• What needs to be done:
Restate the entries below word for word, omitting nothing.

[Data extracted from a collection]
>> begin

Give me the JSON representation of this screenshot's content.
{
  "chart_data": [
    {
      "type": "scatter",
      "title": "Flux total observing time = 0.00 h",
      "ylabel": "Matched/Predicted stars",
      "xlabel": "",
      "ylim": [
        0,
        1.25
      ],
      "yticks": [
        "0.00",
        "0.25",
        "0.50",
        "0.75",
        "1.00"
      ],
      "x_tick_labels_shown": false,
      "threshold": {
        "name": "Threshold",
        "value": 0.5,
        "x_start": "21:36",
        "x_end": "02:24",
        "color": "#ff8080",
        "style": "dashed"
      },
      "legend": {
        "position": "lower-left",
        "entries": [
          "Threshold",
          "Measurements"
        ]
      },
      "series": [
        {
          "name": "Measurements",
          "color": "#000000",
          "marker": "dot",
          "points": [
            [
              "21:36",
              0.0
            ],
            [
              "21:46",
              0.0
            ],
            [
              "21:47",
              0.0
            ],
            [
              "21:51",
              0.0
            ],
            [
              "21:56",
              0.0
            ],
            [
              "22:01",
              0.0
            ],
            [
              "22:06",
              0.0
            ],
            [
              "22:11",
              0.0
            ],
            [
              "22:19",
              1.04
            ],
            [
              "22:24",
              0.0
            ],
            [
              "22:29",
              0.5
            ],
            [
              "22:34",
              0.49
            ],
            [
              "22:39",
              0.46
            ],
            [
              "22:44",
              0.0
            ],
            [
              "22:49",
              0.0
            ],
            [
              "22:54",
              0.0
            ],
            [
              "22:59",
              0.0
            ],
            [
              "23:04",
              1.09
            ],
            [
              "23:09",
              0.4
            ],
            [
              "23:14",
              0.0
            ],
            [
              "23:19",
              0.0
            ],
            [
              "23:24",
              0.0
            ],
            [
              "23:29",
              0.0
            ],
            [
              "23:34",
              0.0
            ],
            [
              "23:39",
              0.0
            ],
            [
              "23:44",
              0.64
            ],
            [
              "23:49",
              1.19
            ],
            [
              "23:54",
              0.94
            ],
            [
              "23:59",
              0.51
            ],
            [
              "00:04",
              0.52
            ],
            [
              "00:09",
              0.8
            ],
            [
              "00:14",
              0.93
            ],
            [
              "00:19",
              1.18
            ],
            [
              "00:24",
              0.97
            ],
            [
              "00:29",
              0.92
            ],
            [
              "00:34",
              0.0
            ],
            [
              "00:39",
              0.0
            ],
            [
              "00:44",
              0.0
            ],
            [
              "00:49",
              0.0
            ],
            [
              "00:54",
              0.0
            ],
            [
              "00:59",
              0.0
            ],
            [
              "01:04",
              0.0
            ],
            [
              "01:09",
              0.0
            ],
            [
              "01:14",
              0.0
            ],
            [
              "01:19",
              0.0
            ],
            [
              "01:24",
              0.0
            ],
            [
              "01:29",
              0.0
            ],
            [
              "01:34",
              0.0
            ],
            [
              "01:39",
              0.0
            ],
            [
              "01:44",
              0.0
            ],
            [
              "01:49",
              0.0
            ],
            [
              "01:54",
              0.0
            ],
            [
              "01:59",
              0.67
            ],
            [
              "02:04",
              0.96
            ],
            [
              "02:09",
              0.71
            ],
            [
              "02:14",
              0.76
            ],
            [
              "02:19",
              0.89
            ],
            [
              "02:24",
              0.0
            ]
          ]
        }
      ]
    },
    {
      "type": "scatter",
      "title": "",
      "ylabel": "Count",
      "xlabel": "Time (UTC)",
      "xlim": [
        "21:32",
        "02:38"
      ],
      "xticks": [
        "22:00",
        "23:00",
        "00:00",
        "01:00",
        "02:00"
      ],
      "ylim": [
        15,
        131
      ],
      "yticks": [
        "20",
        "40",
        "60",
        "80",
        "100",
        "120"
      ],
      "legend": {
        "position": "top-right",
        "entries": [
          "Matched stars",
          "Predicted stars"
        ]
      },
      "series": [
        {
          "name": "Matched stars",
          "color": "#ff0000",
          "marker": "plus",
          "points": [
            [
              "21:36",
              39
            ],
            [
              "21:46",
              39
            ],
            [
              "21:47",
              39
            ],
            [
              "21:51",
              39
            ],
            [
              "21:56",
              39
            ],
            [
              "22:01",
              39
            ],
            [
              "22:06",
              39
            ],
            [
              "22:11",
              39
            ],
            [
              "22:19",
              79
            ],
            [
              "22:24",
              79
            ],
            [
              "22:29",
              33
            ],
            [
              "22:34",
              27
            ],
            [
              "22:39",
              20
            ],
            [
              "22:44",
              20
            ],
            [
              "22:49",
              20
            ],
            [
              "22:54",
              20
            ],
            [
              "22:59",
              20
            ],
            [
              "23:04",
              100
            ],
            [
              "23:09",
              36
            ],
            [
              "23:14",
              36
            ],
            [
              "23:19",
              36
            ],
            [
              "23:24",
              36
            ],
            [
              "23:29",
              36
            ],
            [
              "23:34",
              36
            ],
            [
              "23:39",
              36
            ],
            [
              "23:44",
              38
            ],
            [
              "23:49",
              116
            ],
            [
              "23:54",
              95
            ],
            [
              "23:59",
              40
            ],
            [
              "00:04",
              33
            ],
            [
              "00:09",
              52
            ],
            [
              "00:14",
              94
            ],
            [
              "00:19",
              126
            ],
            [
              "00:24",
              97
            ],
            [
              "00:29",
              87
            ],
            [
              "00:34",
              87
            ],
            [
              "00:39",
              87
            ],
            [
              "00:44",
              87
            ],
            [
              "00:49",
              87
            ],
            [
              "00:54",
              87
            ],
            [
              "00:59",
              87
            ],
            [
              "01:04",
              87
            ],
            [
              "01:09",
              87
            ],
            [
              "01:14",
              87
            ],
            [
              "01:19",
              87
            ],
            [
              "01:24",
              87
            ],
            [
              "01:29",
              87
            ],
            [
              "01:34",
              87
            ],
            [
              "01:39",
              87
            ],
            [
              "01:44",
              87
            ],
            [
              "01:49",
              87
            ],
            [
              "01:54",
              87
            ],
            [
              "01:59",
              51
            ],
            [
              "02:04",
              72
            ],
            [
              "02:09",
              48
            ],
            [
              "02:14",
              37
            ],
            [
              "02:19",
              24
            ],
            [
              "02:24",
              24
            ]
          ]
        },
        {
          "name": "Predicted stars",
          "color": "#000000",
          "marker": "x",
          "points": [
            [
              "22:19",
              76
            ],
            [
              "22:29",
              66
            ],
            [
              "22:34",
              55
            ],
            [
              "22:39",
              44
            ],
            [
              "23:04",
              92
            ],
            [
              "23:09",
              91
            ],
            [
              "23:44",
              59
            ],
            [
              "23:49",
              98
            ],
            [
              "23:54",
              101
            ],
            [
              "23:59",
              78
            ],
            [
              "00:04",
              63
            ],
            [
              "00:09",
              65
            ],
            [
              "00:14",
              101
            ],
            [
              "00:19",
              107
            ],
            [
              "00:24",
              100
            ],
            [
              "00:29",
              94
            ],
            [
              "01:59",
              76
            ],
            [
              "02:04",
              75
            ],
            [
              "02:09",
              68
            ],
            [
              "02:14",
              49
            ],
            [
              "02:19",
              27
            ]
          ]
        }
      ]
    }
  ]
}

>> end

• Solution for this task:
Give me the JSON representation of this screenshot's content.
{
  "chart_data": [
    {
      "type": "scatter",
      "title": "Flux total observing time = 0.00 h",
      "ylabel": "Matched/Predicted stars",
      "xlabel": "",
      "ylim": [
        0,
        1.25
      ],
      "yticks": [
        "0.00",
        "0.25",
        "0.50",
        "0.75",
        "1.00"
      ],
      "x_tick_labels_shown": false,
      "threshold": {
        "name": "Threshold",
        "value": 0.5,
        "x_start": "21:36",
        "x_end": "02:24",
        "color": "#ff8080",
        "style": "dashed"
      },
      "legend": {
        "position": "lower-left",
        "entries": [
          "Threshold",
          "Measurements"
        ]
      },
      "series": [
        {
          "name": "Measurements",
          "color": "#000000",
          "marker": "dot",
          "points": [
            [
              "21:36",
              0.0
            ],
            [
              "21:46",
              0.0
            ],
            [
              "21:47",
              0.0
            ],
            [
              "21:51",
              0.0
            ],
            [
              "21:56",
              0.0
            ],
            [
              "22:01",
              0.0
            ],
            [
              "22:06",
              0.0
            ],
            [
              "22:11",
              0.0
            ],
            [
              "22:19",
              1.04
            ],
            [
              "22:24",
              0.0
            ],
            [
              "22:29",
              0.5
            ],
            [
              "22:34",
              0.49
            ],
            [
              "22:39",
              0.46
            ],
            [
              "22:44",
              0.0
            ],
            [
              "22:49",
              0.0
            ],
            [
              "22:54",
              0.0
            ],
            [
              "22:59",
              0.0
            ],
            [
              "23:04",
              1.09
            ],
            [
              "23:09",
              0.4
            ],
            [
              "23:14",
              0.0
            ],
            [
              "23:19",
              0.0
            ],
            [
              "23:24",
              0.0
            ],
            [
              "23:29",
              0.0
            ],
            [
              "23:34",
              0.0
            ],
            [
              "23:39",
              0.0
            ],
            [
              "23:44",
              0.64
            ],
            [
              "23:49",
              1.19
            ],
            [
              "23:54",
              0.94
            ],
            [
              "23:59",
              0.51
            ],
            [
              "00:04",
              0.52
            ],
            [
              "00:09",
              0.8
            ],
            [
              "00:14",
              0.93
            ],
            [
              "00:19",
              1.18
            ],
            [
              "00:24",
              0.97
            ],
            [
              "00:29",
              0.92
            ],
            [
              "00:34",
              0.0
            ],
            [
              "00:39",
              0.0
            ],
            [
              "00:44",
              0.0
            ],
            [
              "00:49",
              0.0
            ],
            [
              "00:54",
              0.0
            ],
            [
              "00:59",
              0.0
            ],
            [
              "01:04",
              0.0
            ],
            [
              "01:09",
              0.0
            ],
            [
              "01:14",
              0.0
            ],
            [
              "01:19",
              0.0
            ],
            [
              "01:24",
              0.0
            ],
            [
              "01:29",
              0.0
            ],
            [
              "01:34",
              0.0
            ],
            [
              "01:39",
              0.0
            ],
            [
              "01:44",
              0.0
            ],
            [
              "01:49",
              0.0
            ],
            [
              "01:54",
              0.0
            ],
            [
              "01:59",
              0.67
            ],
            [
              "02:04",
              0.96
            ],
            [
              "02:09",
              0.71
            ],
            [
              "02:14",
              0.76
            ],
            [
              "02:19",
              0.89
            ],
            [
              "02:24",
              0.0
            ]
          ]
        }
      ]
    },
    {
      "type": "scatter",
      "title": "",
      "ylabel": "Count",
      "xlabel": "Time (UTC)",
      "xlim": [
        "21:32",
        "02:38"
      ],
      "xticks": [
        "22:00",
        "23:00",
        "00:00",
        "01:00",
        "02:00"
      ],
      "ylim": [
        15,
        131
      ],
      "yticks": [
        "20",
        "40",
        "60",
        "80",
        "100",
        "120"
      ],
      "legend": {
        "position": "top-right",
        "entries": [
          "Matched stars",
          "Predicted stars"
        ]
      },
      "series": [
        {
          "name": "Matched stars",
          "color": "#ff0000",
          "marker": "plus",
          "points": [
            [
              "21:36",
              39
            ],
            [
              "21:46",
              39
            ],
            [
              "21:47",
              39
            ],
            [
              "21:51",
              39
            ],
            [
              "21:56",
              39
            ],
            [
              "22:01",
              39
            ],
            [
              "22:06",
              39
            ],
            [
              "22:11",
              39
            ],
            [
              "22:19",
              79
            ],
            [
              "22:24",
              79
            ],
            [
              "22:29",
              33
            ],
            [
              "22:34",
              27
            ],
            [
              "22:39",
              20
            ],
            [
              "22:44",
              20
            ],
            [
              "22:49",
              20
            ],
            [
              "22:54",
              20
            ],
            [
              "22:59",
              20
            ],
            [
              "23:04",
              100
            ],
            [
              "23:09",
              36
            ],
            [
              "23:14",
              36
            ],
            [
              "23:19",
              36
            ],
            [
              "23:24",
              36
            ],
            [
              "23:29",
              36
            ],
            [
              "23:34",
              36
            ],
            [
              "23:39",
              36
            ],
            [
              "23:44",
              38
            ],
            [
              "23:49",
              116
            ],
            [
              "23:54",
              95
            ],
            [
              "23:59",
              40
            ],
            [
              "00:04",
              33
            ],
            [
              "00:09",
              52
            ],
            [
              "00:14",
              94
            ],
            [
              "00:19",
              126
            ],
            [
              "00:24",
              97
            ],
            [
              "00:29",
              87
            ],
            [
              "00:34",
              87
            ],
            [
              "00:39",
              87
            ],
            [
              "00:44",
              87
            ],
            [
              "00:49",
              87
            ],
            [
              "00:54",
              87
            ],
            [
              "00:59",
              87
            ],
            [
              "01:04",
              87
            ],
            [
              "01:09",
              87
            ],
            [
              "01:14",
              87
            ],
            [
              "01:19",
              87
            ],
            [
              "01:24",
              87
            ],
            [
              "01:29",
              87
            ],
            [
              "01:34",
              87
            ],
            [
              "01:39",
              87
            ],
            [
              "01:44",
              87
            ],
            [
              "01:49",
              87
            ],
            [
              "01:54",
              87
            ],
            [
              "01:59",
              51
            ],
            [
              "02:04",
              72
            ],
            [
              "02:09",
              48
            ],
            [
              "02:14",
              37
            ],
            [
              "02:19",
              24
            ],
            [
              "02:24",
              24
            ]
          ]
        },
        {
          "name": "Predicted stars",
          "color": "#000000",
          "marker": "x",
          "points": [
            [
              "22:19",
              76
            ],
            [
              "22:29",
              66
            ],
            [
              "22:34",
              55
            ],
            [
              "22:39",
              44
            ],
            [
              "23:04",
              92
            ],
            [
              "23:09",
              91
            ],
            [
              "23:44",
              59
            ],
            [
              "23:49",
              98
            ],
            [
              "23:54",
              101
            ],
            [
              "23:59",
              78
            ],
            [
              "00:04",
              63
            ],
            [
              "00:09",
              65
            ],
            [
              "00:14",
              101
            ],
            [
              "00:19",
              107
            ],
            [
              "00:24",
              100
            ],
            [
              "00:29",
              94
            ],
            [
              "01:59",
              76
            ],
            [
              "02:04",
              75
            ],
            [
              "02:09",
              68
            ],
            [
              "02:14",
              49
            ],
            [
              "02:19",
              27
            ]
          ]
        }
      ]
    }
  ]
}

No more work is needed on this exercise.